* **GIVEN INSTRUCTION**:
Repeat the listing that follows, character for character, minus the pictures.

>> BEGIN EXTRACTED INFORMATION

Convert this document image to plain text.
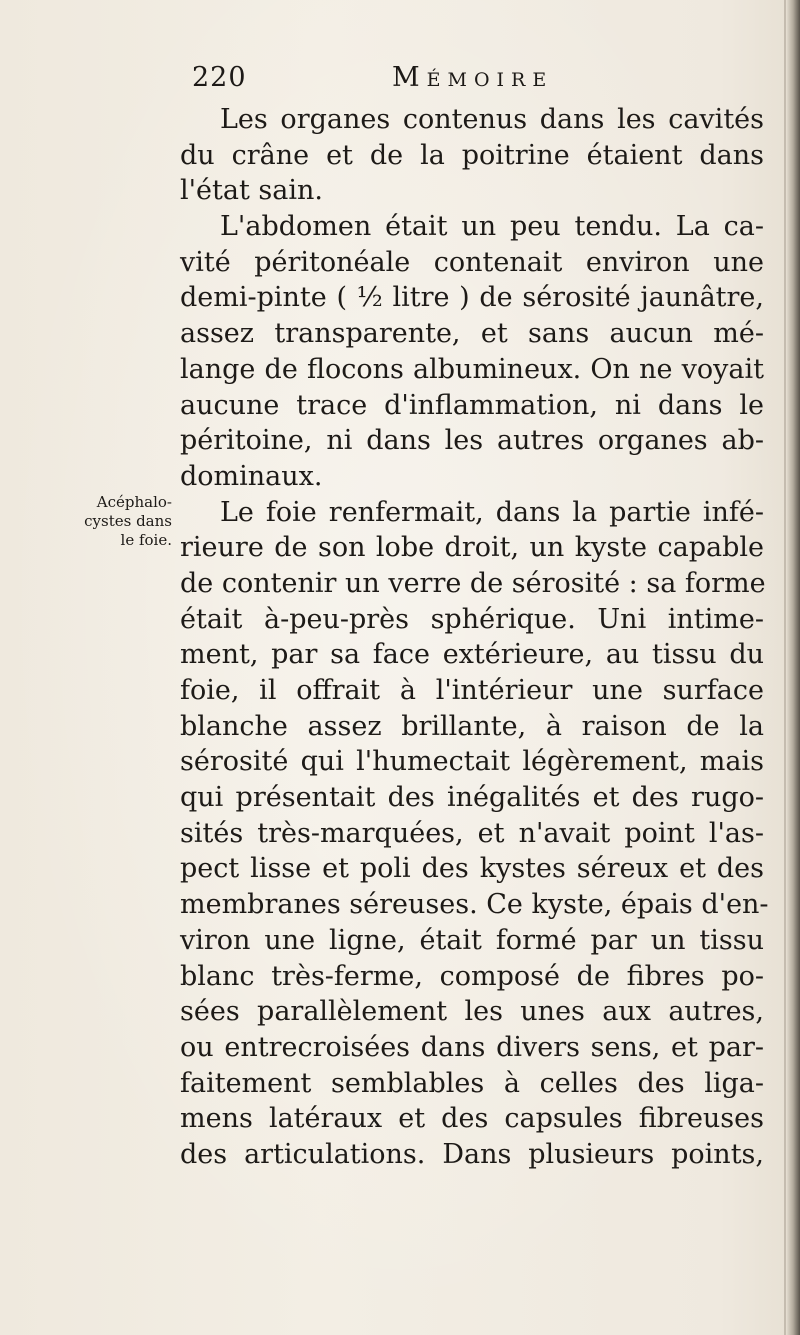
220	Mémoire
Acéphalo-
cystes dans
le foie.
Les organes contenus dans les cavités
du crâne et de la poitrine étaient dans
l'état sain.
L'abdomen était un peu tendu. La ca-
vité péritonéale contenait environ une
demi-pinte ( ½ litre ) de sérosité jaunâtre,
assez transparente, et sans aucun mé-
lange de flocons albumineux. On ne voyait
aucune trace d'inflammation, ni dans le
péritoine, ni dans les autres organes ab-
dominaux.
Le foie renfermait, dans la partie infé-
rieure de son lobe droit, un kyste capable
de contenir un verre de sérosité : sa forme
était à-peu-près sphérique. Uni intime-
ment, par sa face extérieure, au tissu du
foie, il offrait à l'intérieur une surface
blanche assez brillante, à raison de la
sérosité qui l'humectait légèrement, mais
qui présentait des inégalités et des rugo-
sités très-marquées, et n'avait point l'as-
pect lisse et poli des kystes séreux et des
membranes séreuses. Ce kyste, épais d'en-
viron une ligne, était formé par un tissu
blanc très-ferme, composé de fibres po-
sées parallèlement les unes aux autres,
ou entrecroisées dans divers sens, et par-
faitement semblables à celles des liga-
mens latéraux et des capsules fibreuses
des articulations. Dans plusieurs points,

>> END EXTRACTED INFORMATION

* **FINAL ANSWER**:
Convert this document image to plain text.
220	Mémoire
Acéphalo-
cystes dans
le foie.
Les organes contenus dans les cavités
du crâne et de la poitrine étaient dans
l'état sain.
L'abdomen était un peu tendu. La ca-
vité péritonéale contenait environ une
demi-pinte ( ½ litre ) de sérosité jaunâtre,
assez transparente, et sans aucun mé-
lange de flocons albumineux. On ne voyait
aucune trace d'inflammation, ni dans le
péritoine, ni dans les autres organes ab-
dominaux.
Le foie renfermait, dans la partie infé-
rieure de son lobe droit, un kyste capable
de contenir un verre de sérosité : sa forme
était à-peu-près sphérique. Uni intime-
ment, par sa face extérieure, au tissu du
foie, il offrait à l'intérieur une surface
blanche assez brillante, à raison de la
sérosité qui l'humectait légèrement, mais
qui présentait des inégalités et des rugo-
sités très-marquées, et n'avait point l'as-
pect lisse et poli des kystes séreux et des
membranes séreuses. Ce kyste, épais d'en-
viron une ligne, était formé par un tissu
blanc très-ferme, composé de fibres po-
sées parallèlement les unes aux autres,
ou entrecroisées dans divers sens, et par-
faitement semblables à celles des liga-
mens latéraux et des capsules fibreuses
des articulations. Dans plusieurs points,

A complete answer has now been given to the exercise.